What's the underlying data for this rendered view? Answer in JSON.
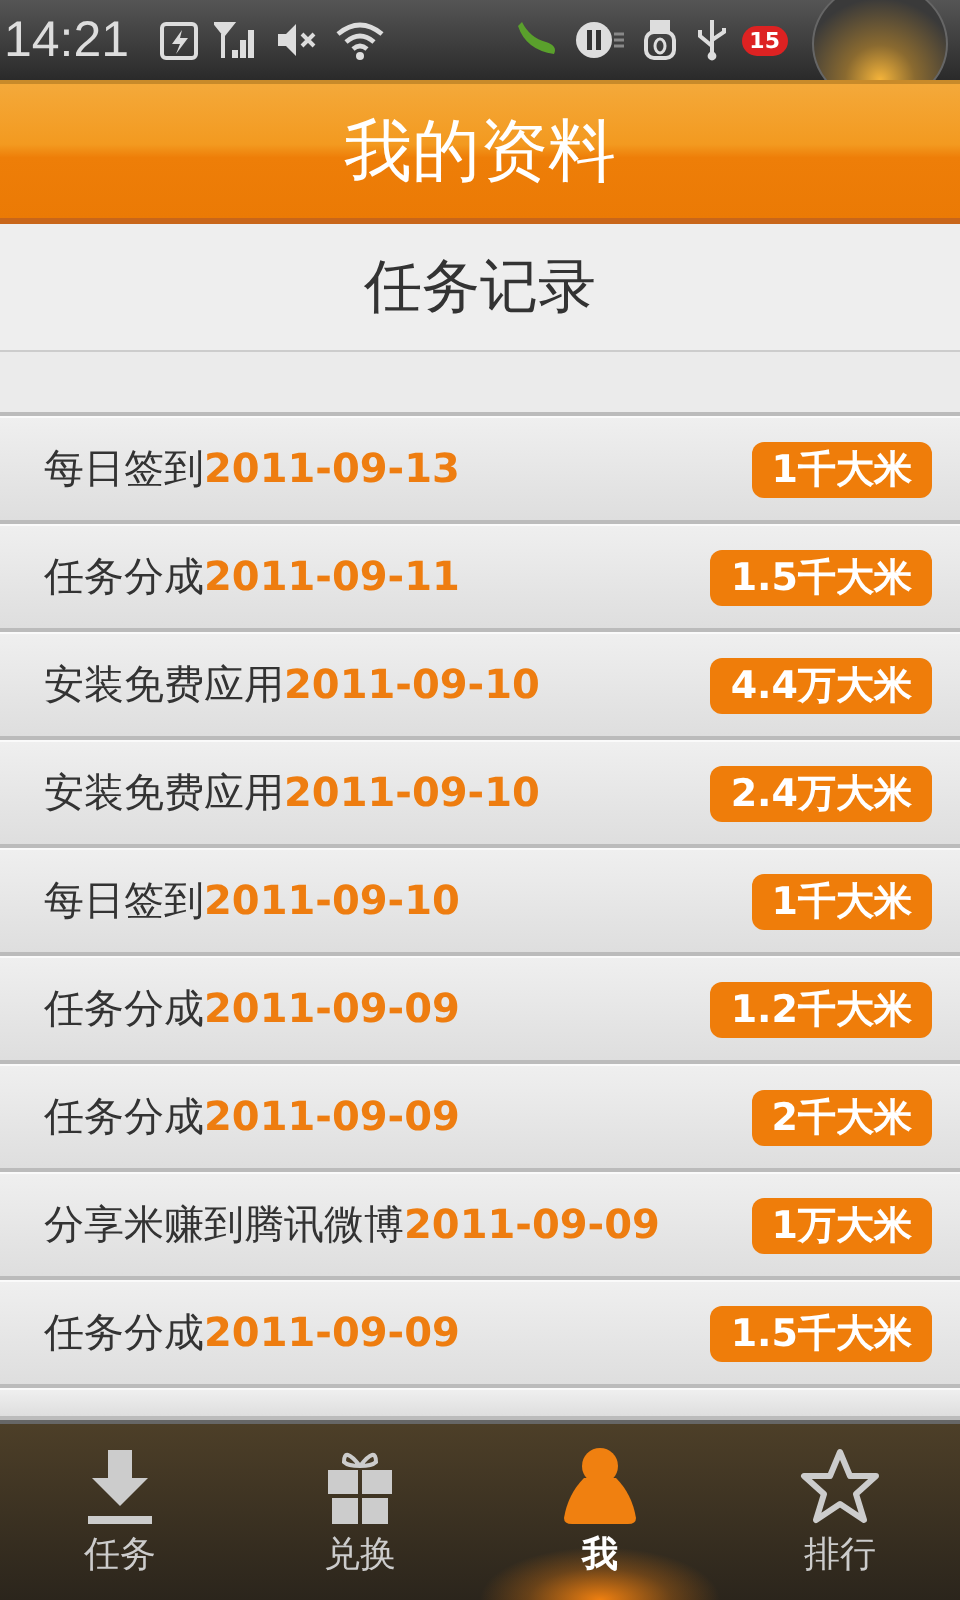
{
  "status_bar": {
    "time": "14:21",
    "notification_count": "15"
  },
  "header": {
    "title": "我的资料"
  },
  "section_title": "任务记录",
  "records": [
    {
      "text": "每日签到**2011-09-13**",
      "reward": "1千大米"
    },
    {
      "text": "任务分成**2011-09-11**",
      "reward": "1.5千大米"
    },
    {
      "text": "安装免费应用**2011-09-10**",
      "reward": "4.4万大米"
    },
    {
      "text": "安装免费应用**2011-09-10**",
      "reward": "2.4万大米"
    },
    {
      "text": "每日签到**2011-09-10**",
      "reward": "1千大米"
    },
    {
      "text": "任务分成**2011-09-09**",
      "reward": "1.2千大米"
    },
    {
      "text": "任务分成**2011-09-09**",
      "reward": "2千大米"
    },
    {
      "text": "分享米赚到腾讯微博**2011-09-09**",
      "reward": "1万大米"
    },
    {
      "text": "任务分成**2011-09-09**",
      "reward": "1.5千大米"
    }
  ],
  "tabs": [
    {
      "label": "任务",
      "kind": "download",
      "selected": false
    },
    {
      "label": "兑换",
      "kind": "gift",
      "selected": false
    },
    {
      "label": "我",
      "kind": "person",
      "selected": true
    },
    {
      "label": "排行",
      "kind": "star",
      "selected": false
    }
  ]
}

▬▬▬▬▬▬

» Directive:
Retype everything in the material word for word, minus pictures.

» Answer for this exercise:
What's the underlying data for this rendered view? Answer in JSON.
{
  "status_bar": {
    "time": "14:21",
    "notification_count": "15"
  },
  "header": {
    "title": "我的资料"
  },
  "section_title": "任务记录",
  "records": [
    {
      "text": "每日签到**2011-09-13**",
      "reward": "1千大米"
    },
    {
      "text": "任务分成**2011-09-11**",
      "reward": "1.5千大米"
    },
    {
      "text": "安装免费应用**2011-09-10**",
      "reward": "4.4万大米"
    },
    {
      "text": "安装免费应用**2011-09-10**",
      "reward": "2.4万大米"
    },
    {
      "text": "每日签到**2011-09-10**",
      "reward": "1千大米"
    },
    {
      "text": "任务分成**2011-09-09**",
      "reward": "1.2千大米"
    },
    {
      "text": "任务分成**2011-09-09**",
      "reward": "2千大米"
    },
    {
      "text": "分享米赚到腾讯微博**2011-09-09**",
      "reward": "1万大米"
    },
    {
      "text": "任务分成**2011-09-09**",
      "reward": "1.5千大米"
    }
  ],
  "tabs": [
    {
      "label": "任务",
      "kind": "download",
      "selected": false
    },
    {
      "label": "兑换",
      "kind": "gift",
      "selected": false
    },
    {
      "label": "我",
      "kind": "person",
      "selected": true
    },
    {
      "label": "排行",
      "kind": "star",
      "selected": false
    }
  ]
}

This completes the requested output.